Data records:
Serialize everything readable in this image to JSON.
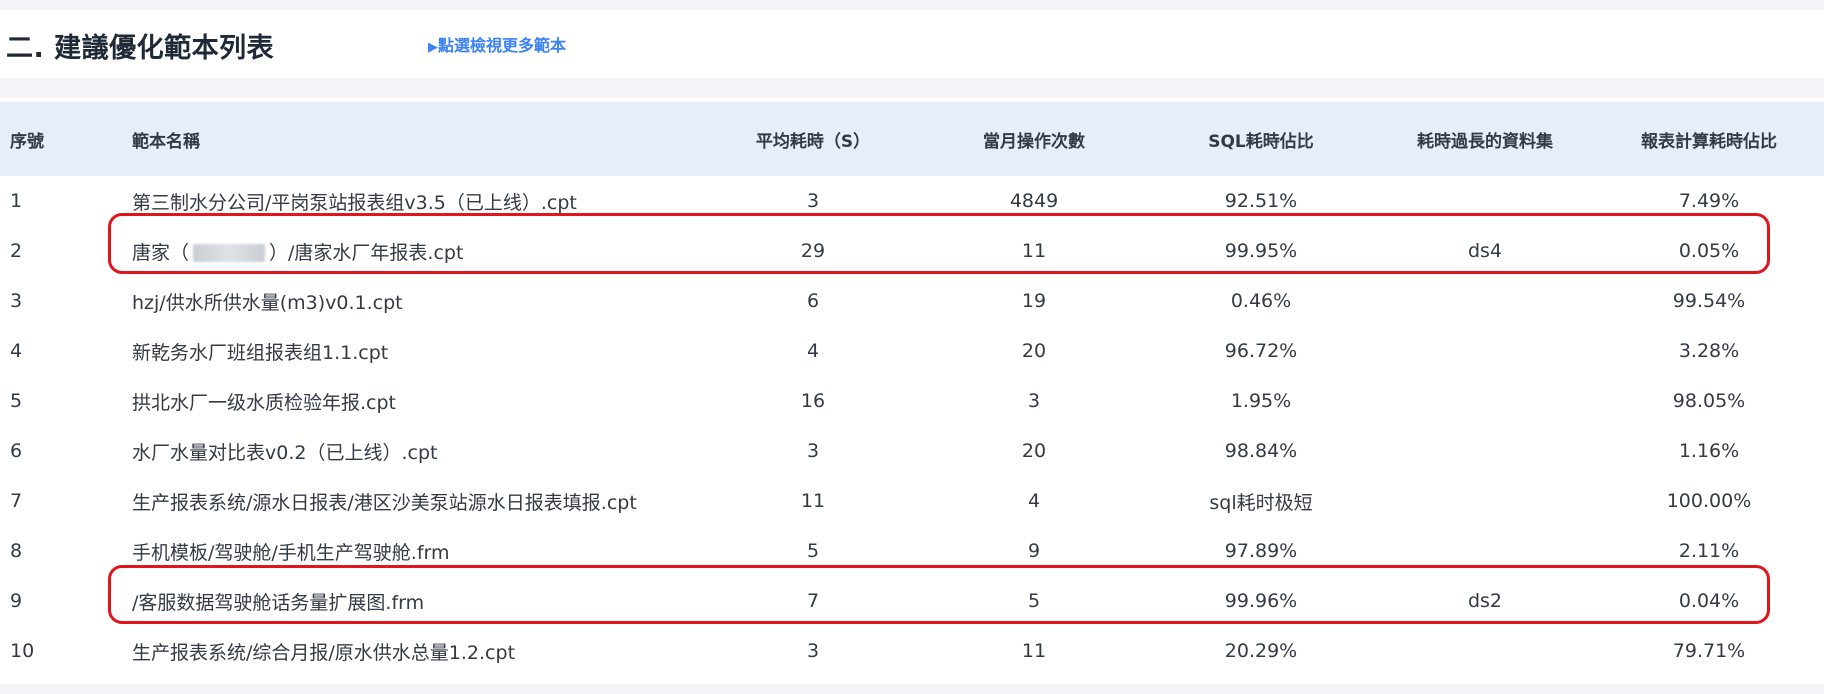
{
  "header": {
    "title": "二. 建議優化範本列表",
    "more_link_label": "點選檢視更多範本",
    "more_link_icon": "triangle-right-icon"
  },
  "table": {
    "columns": [
      "序號",
      "範本名稱",
      "平均耗時（S）",
      "當月操作次數",
      "SQL耗時佔比",
      "耗時過長的資料集",
      "報表計算耗時佔比"
    ],
    "rows": [
      {
        "idx": "1",
        "name": "第三制水分公司/平岗泵站报表组v3.5（已上线）.cpt",
        "avg": "3",
        "count": "4849",
        "sql": "92.51%",
        "ds": "",
        "calc": "7.49%"
      },
      {
        "idx": "2",
        "name_pre": "唐家（",
        "name_post": "）/唐家水厂年报表.cpt",
        "avg": "29",
        "count": "11",
        "sql": "99.95%",
        "ds": "ds4",
        "calc": "0.05%"
      },
      {
        "idx": "3",
        "name": "hzj/供水所供水量(m3)v0.1.cpt",
        "avg": "6",
        "count": "19",
        "sql": "0.46%",
        "ds": "",
        "calc": "99.54%"
      },
      {
        "idx": "4",
        "name": "新乾务水厂班组报表组1.1.cpt",
        "avg": "4",
        "count": "20",
        "sql": "96.72%",
        "ds": "",
        "calc": "3.28%"
      },
      {
        "idx": "5",
        "name": "拱北水厂一级水质检验年报.cpt",
        "avg": "16",
        "count": "3",
        "sql": "1.95%",
        "ds": "",
        "calc": "98.05%"
      },
      {
        "idx": "6",
        "name": "水厂水量对比表v0.2（已上线）.cpt",
        "avg": "3",
        "count": "20",
        "sql": "98.84%",
        "ds": "",
        "calc": "1.16%"
      },
      {
        "idx": "7",
        "name": "生产报表系统/源水日报表/港区沙美泵站源水日报表填报.cpt",
        "avg": "11",
        "count": "4",
        "sql": "sql耗时极短",
        "ds": "",
        "calc": "100.00%"
      },
      {
        "idx": "8",
        "name": "手机模板/驾驶舱/手机生产驾驶舱.frm",
        "avg": "5",
        "count": "9",
        "sql": "97.89%",
        "ds": "",
        "calc": "2.11%"
      },
      {
        "idx": "9",
        "name": "/客服数据驾驶舱话务量扩展图.frm",
        "avg": "7",
        "count": "5",
        "sql": "99.96%",
        "ds": "ds2",
        "calc": "0.04%"
      },
      {
        "idx": "10",
        "name": "生产报表系统/综合月报/原水供水总量1.2.cpt",
        "avg": "3",
        "count": "11",
        "sql": "20.29%",
        "ds": "",
        "calc": "79.71%"
      }
    ]
  },
  "colors": {
    "header_bg": "#e6eefc",
    "link": "#3b82f6",
    "highlight": "#e0161d",
    "text": "#333a45"
  }
}
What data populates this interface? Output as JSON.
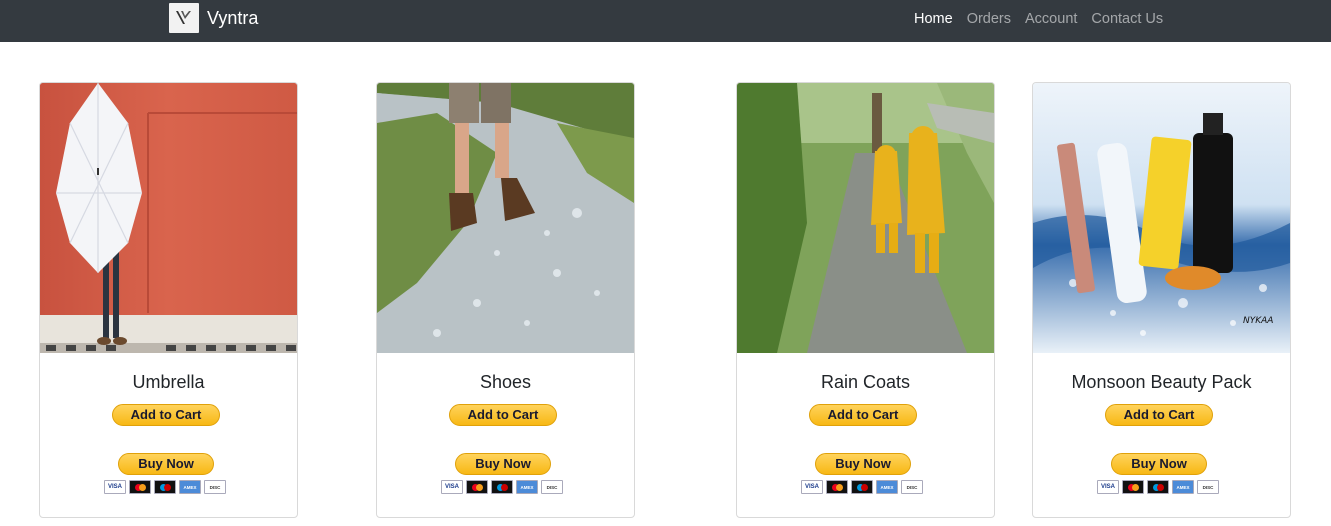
{
  "navbar": {
    "brand": "Vyntra",
    "links": [
      "Home",
      "Orders",
      "Account",
      "Contact Us"
    ],
    "active": "Home"
  },
  "products": [
    {
      "title": "Umbrella",
      "image": "umbrella-photo",
      "add_to_cart": "Add to Cart",
      "buy_now": "Buy Now"
    },
    {
      "title": "Shoes",
      "image": "hiking-boots-photo",
      "add_to_cart": "Add to Cart",
      "buy_now": "Buy Now"
    },
    {
      "title": "Rain Coats",
      "image": "rain-coats-photo",
      "add_to_cart": "Add to Cart",
      "buy_now": "Buy Now"
    },
    {
      "title": "Monsoon Beauty Pack",
      "image": "beauty-products-photo",
      "add_to_cart": "Add to Cart",
      "buy_now": "Buy Now"
    }
  ],
  "payment_icons": [
    "visa-icon",
    "mastercard-icon",
    "maestro-icon",
    "amex-icon",
    "discover-icon"
  ],
  "colors": {
    "navbar_bg": "#343a40",
    "paypal_button": "#ffc439"
  }
}
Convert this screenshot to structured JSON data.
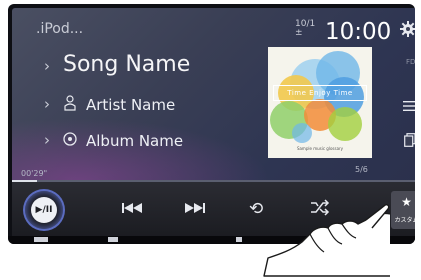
{
  "header": {
    "source": ".iPod...",
    "date_top": "10/",
    "date_num": "1",
    "date_bottom": "±",
    "time": "10:00"
  },
  "track": {
    "song": "Song Name",
    "artist": "Artist Name",
    "album": "Album Name",
    "elapsed": "00'29\"",
    "track_number": "5/6",
    "progress": 0.06
  },
  "cover": {
    "title": "Time Enjoy Time",
    "subtitle": "Sample music glossary",
    "bubble_colors": [
      "#6fb6e8",
      "#9fd0f0",
      "#f2c94c",
      "#8fcf6a",
      "#f28c38",
      "#a2cf3e"
    ]
  },
  "side": {
    "icon_a": "FD"
  },
  "controls": {
    "play_pause": "▶/II",
    "prev": "⏮",
    "next": "⏭",
    "repeat": "⟲",
    "custom_label": "カスタム"
  },
  "colors": {
    "accent": "#5b6cc0",
    "background": "#2e3552"
  }
}
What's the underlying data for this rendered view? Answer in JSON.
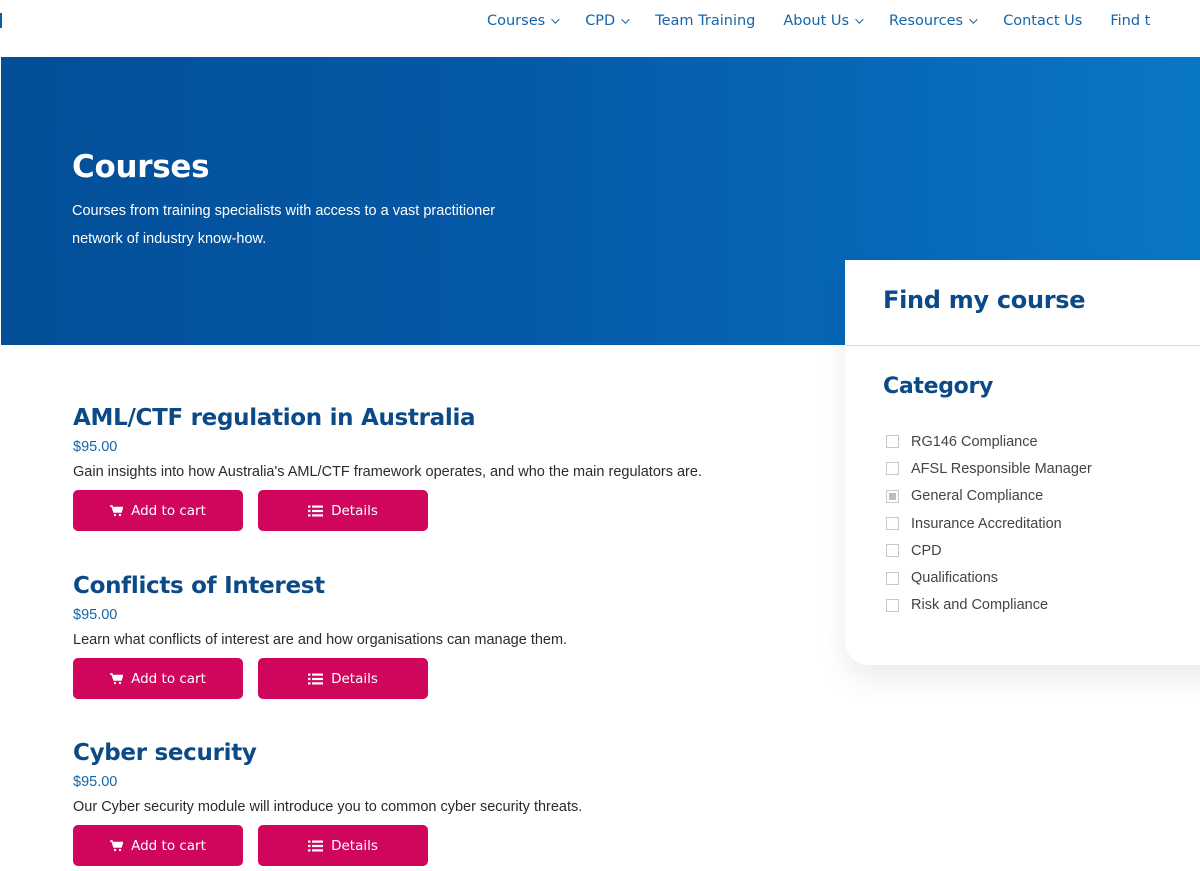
{
  "nav": {
    "items": [
      {
        "label": "Courses",
        "has_dropdown": true
      },
      {
        "label": "CPD",
        "has_dropdown": true
      },
      {
        "label": "Team Training",
        "has_dropdown": false
      },
      {
        "label": "About Us",
        "has_dropdown": true
      },
      {
        "label": "Resources",
        "has_dropdown": true
      },
      {
        "label": "Contact Us",
        "has_dropdown": false
      },
      {
        "label": "Find t",
        "has_dropdown": false
      }
    ]
  },
  "hero": {
    "title": "Courses",
    "subtitle_line1": "Courses from training specialists with access to a vast practitioner",
    "subtitle_line2": "network of industry know-how."
  },
  "courses": [
    {
      "title": "AML/CTF regulation in Australia",
      "price": "$95.00",
      "description": "Gain insights into how Australia's AML/CTF framework operates, and who the main regulators are.",
      "add_label": "Add to cart",
      "details_label": "Details"
    },
    {
      "title": "Conflicts of Interest",
      "price": "$95.00",
      "description": "Learn what conflicts of interest are and how organisations can manage them.",
      "add_label": "Add to cart",
      "details_label": "Details"
    },
    {
      "title": "Cyber security",
      "price": "$95.00",
      "description": "Our Cyber security module will introduce you to common cyber security threats.",
      "add_label": "Add to cart",
      "details_label": "Details"
    }
  ],
  "finder": {
    "title": "Find my course",
    "category_title": "Category",
    "categories": [
      {
        "label": "RG146 Compliance",
        "checked": false
      },
      {
        "label": "AFSL Responsible Manager",
        "checked": false
      },
      {
        "label": "General Compliance",
        "checked": true
      },
      {
        "label": "Insurance Accreditation",
        "checked": false
      },
      {
        "label": "CPD",
        "checked": false
      },
      {
        "label": "Qualifications",
        "checked": false
      },
      {
        "label": "Risk and Compliance",
        "checked": false
      }
    ]
  },
  "colors": {
    "brand_blue": "#0b4a86",
    "link_blue": "#1565a8",
    "hero_blue": "#0558a6",
    "button_pink": "#d0055c"
  },
  "icons": {
    "cart": "cart-icon",
    "details": "list-icon",
    "dropdown": "chevron-down-icon"
  }
}
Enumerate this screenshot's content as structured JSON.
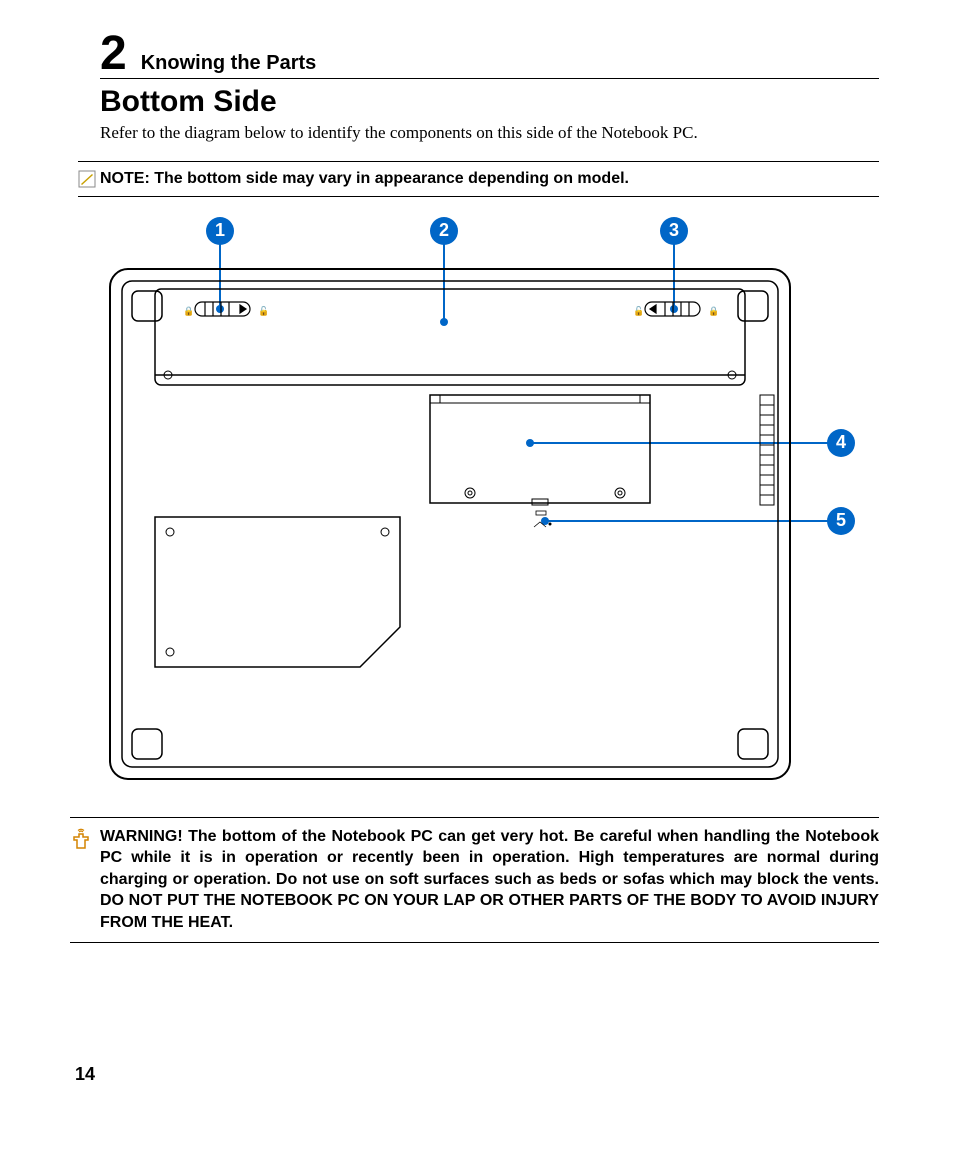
{
  "chapter": {
    "number": "2",
    "title": "Knowing the Parts"
  },
  "section": {
    "title": "Bottom Side",
    "intro": "Refer to the diagram below to identify the components on this side of the Notebook PC."
  },
  "note": {
    "text": "NOTE: The bottom side may vary in appearance depending on model."
  },
  "callouts": {
    "c1": "1",
    "c2": "2",
    "c3": "3",
    "c4": "4",
    "c5": "5"
  },
  "warning": {
    "text": "WARNING!  The bottom of the Notebook PC can get very hot. Be careful when handling the Notebook PC while it is in operation or recently been in operation. High temperatures are normal during charging or operation. Do not use on soft surfaces such as beds or sofas which may block the vents. DO NOT PUT THE NOTEBOOK PC ON YOUR LAP OR OTHER PARTS OF THE BODY TO AVOID INJURY FROM THE HEAT."
  },
  "page_number": "14"
}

### WHAT TO WORK ON
Locate each line with the word "products" and copy it.

### RESULT
  "products": [
      "image": "beauty-products-photo",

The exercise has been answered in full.